→ EXERCISE DIRECTIONS:
Find the string "LIVE" in the records. Copy every line it appears in.
########
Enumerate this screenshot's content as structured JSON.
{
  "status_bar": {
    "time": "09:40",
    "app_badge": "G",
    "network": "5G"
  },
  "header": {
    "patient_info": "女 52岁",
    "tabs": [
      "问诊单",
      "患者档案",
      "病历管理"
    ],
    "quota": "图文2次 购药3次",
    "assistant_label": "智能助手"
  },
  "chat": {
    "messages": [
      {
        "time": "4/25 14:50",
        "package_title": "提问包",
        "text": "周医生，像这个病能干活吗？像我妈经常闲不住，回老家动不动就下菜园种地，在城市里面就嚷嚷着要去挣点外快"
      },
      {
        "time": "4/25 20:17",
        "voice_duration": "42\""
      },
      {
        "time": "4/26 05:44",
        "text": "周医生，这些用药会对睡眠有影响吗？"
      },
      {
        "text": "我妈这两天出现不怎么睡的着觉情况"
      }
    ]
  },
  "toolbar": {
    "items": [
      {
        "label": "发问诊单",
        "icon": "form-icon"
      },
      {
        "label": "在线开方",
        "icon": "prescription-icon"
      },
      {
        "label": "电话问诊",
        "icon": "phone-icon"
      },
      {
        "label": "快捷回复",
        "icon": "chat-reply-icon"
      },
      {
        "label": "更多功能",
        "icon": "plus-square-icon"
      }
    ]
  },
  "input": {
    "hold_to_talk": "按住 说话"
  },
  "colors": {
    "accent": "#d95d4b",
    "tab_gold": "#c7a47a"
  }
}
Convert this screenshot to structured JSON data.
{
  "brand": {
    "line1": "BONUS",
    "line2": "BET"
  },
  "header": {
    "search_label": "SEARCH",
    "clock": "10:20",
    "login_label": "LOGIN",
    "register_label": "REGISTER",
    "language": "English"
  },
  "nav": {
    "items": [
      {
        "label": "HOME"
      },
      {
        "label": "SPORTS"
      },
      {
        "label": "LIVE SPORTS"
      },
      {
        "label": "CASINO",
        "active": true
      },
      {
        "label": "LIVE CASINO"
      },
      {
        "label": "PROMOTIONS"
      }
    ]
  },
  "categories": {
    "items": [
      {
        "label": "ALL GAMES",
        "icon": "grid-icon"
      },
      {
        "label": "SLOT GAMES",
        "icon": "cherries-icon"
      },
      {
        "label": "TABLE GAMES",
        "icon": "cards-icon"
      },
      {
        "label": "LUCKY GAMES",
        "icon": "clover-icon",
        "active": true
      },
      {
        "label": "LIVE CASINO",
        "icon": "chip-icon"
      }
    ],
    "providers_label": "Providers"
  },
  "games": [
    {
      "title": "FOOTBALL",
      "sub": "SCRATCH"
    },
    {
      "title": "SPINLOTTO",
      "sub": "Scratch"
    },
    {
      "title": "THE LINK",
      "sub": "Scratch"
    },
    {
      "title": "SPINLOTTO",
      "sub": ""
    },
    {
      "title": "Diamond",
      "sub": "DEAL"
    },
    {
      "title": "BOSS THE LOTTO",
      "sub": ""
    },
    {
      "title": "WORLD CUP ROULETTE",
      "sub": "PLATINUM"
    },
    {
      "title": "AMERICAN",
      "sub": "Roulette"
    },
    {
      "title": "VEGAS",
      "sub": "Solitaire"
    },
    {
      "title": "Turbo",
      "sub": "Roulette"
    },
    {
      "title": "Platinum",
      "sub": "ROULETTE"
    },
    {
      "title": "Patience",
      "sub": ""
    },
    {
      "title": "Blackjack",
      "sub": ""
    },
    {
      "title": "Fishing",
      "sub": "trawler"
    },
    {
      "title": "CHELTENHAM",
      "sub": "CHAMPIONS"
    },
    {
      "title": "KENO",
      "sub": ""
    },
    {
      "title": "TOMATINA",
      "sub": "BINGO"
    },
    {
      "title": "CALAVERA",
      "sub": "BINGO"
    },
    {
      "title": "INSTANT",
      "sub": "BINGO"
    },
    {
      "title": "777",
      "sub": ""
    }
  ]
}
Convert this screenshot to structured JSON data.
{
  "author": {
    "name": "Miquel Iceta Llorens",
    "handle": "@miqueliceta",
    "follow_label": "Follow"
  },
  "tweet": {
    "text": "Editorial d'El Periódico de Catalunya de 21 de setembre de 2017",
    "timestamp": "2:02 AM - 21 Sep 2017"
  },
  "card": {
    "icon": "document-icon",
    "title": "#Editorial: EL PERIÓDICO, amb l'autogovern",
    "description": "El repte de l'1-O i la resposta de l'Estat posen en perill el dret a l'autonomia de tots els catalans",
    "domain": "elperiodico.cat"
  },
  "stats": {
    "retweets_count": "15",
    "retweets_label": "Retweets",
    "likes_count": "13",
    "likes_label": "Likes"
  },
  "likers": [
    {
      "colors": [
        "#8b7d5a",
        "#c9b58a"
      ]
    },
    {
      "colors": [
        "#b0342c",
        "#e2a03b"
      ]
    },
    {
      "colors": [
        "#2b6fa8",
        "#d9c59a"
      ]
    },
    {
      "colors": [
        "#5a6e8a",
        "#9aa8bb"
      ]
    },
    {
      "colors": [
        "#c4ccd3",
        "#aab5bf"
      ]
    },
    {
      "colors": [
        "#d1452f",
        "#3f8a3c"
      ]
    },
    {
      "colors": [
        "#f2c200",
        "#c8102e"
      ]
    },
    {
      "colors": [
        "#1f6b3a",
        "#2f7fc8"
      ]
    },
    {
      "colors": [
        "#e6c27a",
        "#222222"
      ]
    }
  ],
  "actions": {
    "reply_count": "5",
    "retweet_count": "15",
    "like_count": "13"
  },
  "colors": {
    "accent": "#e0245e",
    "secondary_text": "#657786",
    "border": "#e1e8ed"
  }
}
########
→ TASK RESULT:
        "label": "LIVE SPORTS"
        "label": "LIVE CASINO"
        "label": "LIVE CASINO",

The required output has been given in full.